* Start RECORDED INFORMATION *
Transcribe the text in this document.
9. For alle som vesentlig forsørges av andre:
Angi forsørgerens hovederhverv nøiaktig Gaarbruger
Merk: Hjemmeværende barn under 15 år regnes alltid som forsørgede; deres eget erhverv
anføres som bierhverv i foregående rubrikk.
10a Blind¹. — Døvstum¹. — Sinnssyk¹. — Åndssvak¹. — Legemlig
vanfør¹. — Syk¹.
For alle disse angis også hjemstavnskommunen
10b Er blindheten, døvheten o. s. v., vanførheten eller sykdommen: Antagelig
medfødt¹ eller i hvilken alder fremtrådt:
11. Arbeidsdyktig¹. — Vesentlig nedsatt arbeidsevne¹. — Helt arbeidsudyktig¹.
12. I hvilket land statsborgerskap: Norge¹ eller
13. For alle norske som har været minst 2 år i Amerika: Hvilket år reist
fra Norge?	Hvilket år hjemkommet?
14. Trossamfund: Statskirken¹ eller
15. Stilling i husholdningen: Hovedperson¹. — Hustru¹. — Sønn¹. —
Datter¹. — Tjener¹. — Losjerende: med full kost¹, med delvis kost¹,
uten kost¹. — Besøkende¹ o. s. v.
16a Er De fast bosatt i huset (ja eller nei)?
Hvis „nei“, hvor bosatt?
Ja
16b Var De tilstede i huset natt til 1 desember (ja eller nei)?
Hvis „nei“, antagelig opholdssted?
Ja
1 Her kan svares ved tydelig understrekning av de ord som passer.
* End RECORDED INFORMATION *
Restate the whole of the material exactly.

* RESULT OF THIS TASK
Transcribe the text in this document.
9. For alle som vesentlig forsørges av andre:
Angi forsørgerens hovederhverv nøiaktig Gaarbruger
Merk: Hjemmeværende barn under 15 år regnes alltid som forsørgede; deres eget erhverv
anføres som bierhverv i foregående rubrikk.
10a Blind¹. — Døvstum¹. — Sinnssyk¹. — Åndssvak¹. — Legemlig
vanfør¹. — Syk¹.
For alle disse angis også hjemstavnskommunen
10b Er blindheten, døvheten o. s. v., vanførheten eller sykdommen: Antagelig
medfødt¹ eller i hvilken alder fremtrådt:
11. Arbeidsdyktig¹. — Vesentlig nedsatt arbeidsevne¹. — Helt arbeidsudyktig¹.
12. I hvilket land statsborgerskap: Norge¹ eller
13. For alle norske som har været minst 2 år i Amerika: Hvilket år reist
fra Norge?	Hvilket år hjemkommet?
14. Trossamfund: Statskirken¹ eller
15. Stilling i husholdningen: Hovedperson¹. — Hustru¹. — Sønn¹. —
Datter¹. — Tjener¹. — Losjerende: med full kost¹, med delvis kost¹,
uten kost¹. — Besøkende¹ o. s. v.
16a Er De fast bosatt i huset (ja eller nei)?
Hvis „nei“, hvor bosatt?
Ja
16b Var De tilstede i huset natt til 1 desember (ja eller nei)?
Hvis „nei“, antagelig opholdssted?
Ja
1 Her kan svares ved tydelig understrekning av de ord som passer.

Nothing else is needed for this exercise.